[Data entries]
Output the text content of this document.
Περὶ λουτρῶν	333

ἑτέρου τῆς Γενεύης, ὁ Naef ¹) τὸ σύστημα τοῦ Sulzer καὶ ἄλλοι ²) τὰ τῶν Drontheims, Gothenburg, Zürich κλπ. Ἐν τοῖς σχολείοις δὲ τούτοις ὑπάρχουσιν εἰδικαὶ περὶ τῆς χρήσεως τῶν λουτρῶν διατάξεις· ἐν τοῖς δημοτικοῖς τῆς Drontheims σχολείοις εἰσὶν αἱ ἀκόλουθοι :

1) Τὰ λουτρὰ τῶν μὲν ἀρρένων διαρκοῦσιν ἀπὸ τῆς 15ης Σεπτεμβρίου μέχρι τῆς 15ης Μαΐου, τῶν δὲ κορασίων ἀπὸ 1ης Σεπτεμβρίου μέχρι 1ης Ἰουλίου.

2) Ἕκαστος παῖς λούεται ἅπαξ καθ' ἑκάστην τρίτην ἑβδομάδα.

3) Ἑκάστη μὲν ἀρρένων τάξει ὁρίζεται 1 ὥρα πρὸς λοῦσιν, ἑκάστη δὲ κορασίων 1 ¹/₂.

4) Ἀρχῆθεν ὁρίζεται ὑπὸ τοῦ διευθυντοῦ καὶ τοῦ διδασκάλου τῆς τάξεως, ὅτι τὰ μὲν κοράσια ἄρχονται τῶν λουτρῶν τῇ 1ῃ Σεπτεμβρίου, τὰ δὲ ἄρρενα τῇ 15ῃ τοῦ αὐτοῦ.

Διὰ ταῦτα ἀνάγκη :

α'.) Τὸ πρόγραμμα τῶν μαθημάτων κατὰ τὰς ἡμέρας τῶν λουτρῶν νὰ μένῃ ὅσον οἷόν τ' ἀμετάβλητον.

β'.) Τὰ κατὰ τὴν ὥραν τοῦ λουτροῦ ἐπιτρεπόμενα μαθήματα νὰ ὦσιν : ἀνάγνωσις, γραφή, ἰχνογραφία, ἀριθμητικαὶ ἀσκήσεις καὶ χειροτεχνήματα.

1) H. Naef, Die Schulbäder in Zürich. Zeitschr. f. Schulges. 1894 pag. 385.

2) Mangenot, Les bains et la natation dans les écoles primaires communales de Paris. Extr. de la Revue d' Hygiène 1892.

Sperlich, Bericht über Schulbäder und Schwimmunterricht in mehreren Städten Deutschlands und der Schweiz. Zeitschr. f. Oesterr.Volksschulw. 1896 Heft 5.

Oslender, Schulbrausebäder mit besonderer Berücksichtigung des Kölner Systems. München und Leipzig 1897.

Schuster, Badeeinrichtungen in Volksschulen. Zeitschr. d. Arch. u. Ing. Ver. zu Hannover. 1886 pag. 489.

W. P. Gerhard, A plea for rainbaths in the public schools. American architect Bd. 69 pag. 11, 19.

> _Exercise requirements_:
Search the data above for the string "λουτρῶν" and copy each line that has it.

> _Written solution_:
Περὶ λουτρῶν	333
ἑτέρου τῆς Γενεύης, ὁ Naef ¹) τὸ σύστημα τοῦ Sulzer καὶ ἄλλοι ²) τὰ τῶν Drontheims, Gothenburg, Zürich κλπ. Ἐν τοῖς σχολείοις δὲ τούτοις ὑπάρχουσιν εἰδικαὶ περὶ τῆς χρήσεως τῶν λουτρῶν διατάξεις· ἐν τοῖς δημοτικοῖς τῆς Drontheims σχολείοις εἰσὶν αἱ ἀκόλουθοι :
4) Ἀρχῆθεν ὁρίζεται ὑπὸ τοῦ διευθυντοῦ καὶ τοῦ διδασκάλου τῆς τάξεως, ὅτι τὰ μὲν κοράσια ἄρχονται τῶν λουτρῶν τῇ 1ῃ Σεπτεμβρίου, τὰ δὲ ἄρρενα τῇ 15ῃ τοῦ αὐτοῦ.
α'.) Τὸ πρόγραμμα τῶν μαθημάτων κατὰ τὰς ἡμέρας τῶν λουτρῶν νὰ μένῃ ὅσον οἷόν τ' ἀμετάβλητον.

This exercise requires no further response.